* TASK OBJECTIVE: Of the lines in these entries, how many contain the string "relative"? Give the number and nothing else.
########
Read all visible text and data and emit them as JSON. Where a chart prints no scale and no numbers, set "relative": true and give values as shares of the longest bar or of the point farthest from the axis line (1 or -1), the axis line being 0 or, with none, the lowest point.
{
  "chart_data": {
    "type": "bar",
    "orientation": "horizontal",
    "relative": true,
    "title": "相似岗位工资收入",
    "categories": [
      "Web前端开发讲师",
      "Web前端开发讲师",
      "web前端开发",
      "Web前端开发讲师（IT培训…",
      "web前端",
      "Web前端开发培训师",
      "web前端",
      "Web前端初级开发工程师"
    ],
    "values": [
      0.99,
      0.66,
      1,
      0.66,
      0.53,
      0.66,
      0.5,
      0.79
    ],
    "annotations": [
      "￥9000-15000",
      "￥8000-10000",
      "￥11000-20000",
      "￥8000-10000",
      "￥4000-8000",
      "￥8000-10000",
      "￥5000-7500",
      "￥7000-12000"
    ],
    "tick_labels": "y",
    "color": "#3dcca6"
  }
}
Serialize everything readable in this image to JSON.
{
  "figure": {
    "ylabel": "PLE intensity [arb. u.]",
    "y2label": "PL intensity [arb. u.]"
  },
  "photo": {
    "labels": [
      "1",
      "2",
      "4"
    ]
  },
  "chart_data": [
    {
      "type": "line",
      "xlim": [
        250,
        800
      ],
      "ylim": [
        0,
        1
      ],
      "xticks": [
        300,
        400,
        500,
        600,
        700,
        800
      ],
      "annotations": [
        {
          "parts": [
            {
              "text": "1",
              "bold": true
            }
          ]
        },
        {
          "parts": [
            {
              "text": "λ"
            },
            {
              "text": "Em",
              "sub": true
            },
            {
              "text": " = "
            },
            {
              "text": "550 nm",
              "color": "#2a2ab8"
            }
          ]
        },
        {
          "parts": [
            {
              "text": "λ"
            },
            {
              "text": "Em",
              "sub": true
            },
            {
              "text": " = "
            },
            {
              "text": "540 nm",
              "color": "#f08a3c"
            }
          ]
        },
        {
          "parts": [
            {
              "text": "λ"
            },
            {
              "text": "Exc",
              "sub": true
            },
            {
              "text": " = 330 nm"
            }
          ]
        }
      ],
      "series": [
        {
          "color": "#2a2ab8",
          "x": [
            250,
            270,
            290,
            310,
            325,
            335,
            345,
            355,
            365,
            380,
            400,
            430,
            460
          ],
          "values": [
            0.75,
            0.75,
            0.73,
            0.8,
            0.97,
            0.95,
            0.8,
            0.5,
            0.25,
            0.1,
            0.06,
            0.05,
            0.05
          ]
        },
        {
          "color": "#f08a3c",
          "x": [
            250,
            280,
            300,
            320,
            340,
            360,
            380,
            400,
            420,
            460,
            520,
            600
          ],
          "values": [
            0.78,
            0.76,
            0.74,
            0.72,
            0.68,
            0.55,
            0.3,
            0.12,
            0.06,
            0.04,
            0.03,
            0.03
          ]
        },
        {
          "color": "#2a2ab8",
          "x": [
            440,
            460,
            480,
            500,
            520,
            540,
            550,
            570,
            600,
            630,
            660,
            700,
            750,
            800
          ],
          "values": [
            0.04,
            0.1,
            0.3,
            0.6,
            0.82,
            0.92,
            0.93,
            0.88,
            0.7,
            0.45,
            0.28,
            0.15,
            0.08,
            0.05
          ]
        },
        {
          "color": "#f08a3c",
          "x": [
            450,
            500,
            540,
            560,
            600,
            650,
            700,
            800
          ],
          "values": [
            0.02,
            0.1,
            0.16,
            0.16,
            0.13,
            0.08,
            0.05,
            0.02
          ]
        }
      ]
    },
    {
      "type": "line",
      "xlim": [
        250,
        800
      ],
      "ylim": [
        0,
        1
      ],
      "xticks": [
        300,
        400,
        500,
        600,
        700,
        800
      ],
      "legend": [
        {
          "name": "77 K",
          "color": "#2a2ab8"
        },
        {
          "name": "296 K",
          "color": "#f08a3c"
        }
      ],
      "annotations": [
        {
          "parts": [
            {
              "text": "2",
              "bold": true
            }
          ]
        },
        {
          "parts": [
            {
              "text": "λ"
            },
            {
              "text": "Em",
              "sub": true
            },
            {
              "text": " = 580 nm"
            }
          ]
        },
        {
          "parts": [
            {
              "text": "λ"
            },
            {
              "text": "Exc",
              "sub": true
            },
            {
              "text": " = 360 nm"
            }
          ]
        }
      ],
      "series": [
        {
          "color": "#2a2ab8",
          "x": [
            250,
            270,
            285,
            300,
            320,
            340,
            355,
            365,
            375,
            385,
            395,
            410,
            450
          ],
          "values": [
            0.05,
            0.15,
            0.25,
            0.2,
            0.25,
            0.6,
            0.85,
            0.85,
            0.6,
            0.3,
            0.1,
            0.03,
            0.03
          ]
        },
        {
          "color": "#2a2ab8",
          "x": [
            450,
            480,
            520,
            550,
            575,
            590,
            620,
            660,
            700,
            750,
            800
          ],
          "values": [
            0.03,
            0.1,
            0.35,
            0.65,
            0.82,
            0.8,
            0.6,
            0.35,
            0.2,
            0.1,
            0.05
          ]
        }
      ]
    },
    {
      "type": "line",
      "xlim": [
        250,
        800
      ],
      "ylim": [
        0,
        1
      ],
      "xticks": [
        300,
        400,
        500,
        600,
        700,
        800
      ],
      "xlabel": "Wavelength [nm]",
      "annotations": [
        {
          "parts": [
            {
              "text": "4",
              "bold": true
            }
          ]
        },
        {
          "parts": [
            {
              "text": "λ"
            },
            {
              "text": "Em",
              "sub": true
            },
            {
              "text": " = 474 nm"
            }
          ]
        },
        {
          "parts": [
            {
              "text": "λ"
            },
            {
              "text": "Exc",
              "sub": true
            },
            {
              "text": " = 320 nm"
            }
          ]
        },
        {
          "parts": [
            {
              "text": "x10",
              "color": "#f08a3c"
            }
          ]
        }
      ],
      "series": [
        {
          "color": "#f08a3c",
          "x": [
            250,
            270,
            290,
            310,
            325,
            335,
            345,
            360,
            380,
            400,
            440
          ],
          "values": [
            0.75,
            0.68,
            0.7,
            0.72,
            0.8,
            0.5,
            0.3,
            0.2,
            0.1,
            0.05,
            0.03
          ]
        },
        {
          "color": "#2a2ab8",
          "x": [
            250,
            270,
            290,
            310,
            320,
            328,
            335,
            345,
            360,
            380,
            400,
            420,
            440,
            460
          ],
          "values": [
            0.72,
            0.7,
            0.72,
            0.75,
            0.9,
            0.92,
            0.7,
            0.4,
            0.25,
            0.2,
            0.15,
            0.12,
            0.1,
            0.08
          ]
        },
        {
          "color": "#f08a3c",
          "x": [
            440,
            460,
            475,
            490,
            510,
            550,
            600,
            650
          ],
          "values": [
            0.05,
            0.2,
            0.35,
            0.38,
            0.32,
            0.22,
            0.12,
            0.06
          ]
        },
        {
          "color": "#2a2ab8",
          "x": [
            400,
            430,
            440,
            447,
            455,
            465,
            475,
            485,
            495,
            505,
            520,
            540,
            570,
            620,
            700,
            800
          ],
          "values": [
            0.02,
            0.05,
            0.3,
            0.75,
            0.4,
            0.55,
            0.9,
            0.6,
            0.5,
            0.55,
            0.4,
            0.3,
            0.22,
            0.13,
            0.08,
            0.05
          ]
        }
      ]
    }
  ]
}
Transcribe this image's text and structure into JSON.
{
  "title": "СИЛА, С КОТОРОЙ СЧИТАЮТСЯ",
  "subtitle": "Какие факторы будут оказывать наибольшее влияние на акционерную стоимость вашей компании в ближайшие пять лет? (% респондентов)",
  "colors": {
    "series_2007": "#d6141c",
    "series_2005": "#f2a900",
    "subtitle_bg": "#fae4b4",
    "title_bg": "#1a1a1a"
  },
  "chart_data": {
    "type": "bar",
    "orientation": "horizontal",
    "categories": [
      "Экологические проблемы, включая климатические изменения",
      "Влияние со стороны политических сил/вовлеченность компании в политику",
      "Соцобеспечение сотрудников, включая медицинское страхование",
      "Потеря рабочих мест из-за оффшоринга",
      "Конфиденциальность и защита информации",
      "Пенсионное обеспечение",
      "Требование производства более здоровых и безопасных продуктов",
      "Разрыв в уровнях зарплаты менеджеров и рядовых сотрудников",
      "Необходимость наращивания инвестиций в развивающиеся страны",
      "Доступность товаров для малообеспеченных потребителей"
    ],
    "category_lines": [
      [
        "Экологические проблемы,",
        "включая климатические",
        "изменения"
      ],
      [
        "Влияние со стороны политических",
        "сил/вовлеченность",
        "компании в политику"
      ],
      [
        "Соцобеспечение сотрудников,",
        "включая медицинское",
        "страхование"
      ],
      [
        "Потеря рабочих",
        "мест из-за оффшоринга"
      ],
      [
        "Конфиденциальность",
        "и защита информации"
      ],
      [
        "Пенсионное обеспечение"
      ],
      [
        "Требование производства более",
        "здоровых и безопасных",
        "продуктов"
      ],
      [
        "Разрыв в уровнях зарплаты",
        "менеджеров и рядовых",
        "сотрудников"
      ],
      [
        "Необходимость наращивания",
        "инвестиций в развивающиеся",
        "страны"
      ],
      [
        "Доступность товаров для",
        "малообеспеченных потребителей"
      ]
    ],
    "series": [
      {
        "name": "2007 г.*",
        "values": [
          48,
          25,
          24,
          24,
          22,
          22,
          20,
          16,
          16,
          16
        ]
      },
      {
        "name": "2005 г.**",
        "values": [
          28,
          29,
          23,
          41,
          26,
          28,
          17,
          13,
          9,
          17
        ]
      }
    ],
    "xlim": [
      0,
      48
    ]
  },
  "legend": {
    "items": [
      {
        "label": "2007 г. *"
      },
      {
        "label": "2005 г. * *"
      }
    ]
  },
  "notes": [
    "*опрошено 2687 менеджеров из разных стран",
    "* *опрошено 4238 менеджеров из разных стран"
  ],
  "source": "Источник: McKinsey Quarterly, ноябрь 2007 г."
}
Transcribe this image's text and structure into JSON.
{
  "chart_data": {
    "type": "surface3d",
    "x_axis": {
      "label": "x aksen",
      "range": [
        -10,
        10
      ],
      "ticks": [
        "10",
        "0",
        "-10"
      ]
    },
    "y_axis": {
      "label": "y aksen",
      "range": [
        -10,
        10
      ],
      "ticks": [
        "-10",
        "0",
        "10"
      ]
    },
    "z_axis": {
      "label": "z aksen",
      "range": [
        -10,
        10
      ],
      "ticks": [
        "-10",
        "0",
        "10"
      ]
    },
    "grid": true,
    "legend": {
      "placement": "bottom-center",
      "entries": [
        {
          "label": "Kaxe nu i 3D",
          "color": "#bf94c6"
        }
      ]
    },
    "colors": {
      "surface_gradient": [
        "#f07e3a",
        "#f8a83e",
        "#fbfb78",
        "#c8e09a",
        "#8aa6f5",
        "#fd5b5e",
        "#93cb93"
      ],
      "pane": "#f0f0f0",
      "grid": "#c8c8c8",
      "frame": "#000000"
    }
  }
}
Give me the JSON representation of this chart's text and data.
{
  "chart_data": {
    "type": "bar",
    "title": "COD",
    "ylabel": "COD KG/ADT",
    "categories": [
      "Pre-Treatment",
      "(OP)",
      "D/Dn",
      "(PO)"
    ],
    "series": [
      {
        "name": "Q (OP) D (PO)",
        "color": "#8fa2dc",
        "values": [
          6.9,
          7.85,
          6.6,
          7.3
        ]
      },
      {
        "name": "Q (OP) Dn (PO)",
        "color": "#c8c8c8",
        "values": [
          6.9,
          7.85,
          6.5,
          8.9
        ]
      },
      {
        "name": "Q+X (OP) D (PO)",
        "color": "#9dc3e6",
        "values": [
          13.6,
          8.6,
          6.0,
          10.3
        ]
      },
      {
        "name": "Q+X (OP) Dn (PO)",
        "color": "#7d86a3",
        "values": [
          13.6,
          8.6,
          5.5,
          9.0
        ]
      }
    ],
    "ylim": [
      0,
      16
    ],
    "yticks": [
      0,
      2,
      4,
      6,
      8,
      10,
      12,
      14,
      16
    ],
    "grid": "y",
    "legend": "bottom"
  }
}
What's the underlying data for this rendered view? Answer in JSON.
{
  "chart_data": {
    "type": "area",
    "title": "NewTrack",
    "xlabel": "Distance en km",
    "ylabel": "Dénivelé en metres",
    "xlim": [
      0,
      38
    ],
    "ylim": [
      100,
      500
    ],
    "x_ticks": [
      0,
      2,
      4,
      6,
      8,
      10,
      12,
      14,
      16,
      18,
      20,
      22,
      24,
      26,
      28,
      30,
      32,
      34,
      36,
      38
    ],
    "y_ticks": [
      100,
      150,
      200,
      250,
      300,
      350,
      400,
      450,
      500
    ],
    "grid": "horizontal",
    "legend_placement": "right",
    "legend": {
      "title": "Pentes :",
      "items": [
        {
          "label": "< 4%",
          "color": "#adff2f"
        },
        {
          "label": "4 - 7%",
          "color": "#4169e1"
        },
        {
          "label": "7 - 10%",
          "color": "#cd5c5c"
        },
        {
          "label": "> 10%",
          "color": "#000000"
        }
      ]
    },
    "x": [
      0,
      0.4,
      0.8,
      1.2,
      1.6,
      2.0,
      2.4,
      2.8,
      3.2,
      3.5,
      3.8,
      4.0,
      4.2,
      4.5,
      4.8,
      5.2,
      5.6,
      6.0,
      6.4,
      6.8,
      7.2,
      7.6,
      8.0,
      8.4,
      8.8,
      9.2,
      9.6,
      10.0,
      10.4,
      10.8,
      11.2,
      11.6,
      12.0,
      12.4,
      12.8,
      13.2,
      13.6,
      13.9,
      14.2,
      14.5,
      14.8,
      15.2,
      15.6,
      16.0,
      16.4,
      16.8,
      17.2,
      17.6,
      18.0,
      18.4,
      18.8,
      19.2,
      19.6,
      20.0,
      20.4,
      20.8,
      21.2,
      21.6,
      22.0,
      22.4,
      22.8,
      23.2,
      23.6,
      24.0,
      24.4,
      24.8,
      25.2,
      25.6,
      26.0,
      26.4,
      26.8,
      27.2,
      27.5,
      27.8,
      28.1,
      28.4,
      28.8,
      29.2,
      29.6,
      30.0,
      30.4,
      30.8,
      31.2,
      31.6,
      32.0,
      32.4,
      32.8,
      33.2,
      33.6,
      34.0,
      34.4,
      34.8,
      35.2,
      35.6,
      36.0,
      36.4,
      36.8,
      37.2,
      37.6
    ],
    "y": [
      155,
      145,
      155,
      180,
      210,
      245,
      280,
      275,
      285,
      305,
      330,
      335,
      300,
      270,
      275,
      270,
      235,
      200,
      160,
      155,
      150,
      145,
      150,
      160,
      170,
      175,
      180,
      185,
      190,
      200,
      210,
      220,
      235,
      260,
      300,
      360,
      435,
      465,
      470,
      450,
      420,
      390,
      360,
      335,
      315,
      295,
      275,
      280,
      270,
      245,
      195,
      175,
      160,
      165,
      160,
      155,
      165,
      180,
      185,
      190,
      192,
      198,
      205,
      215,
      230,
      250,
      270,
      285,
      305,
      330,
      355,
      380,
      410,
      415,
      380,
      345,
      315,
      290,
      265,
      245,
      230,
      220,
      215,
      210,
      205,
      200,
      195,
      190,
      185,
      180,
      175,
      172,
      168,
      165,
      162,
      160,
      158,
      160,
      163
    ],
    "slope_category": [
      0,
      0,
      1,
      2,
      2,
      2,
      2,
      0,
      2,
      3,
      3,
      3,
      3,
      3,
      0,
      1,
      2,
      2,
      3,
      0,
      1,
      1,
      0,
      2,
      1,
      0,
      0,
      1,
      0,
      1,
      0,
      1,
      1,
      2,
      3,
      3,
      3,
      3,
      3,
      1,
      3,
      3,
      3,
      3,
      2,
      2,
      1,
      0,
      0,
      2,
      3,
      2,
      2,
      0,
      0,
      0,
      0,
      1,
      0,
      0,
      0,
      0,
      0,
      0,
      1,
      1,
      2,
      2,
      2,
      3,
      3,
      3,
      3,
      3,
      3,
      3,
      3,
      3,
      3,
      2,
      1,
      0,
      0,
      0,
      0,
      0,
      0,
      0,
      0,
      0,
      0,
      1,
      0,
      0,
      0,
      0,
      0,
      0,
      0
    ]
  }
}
########
* FULL SOLUTION: 2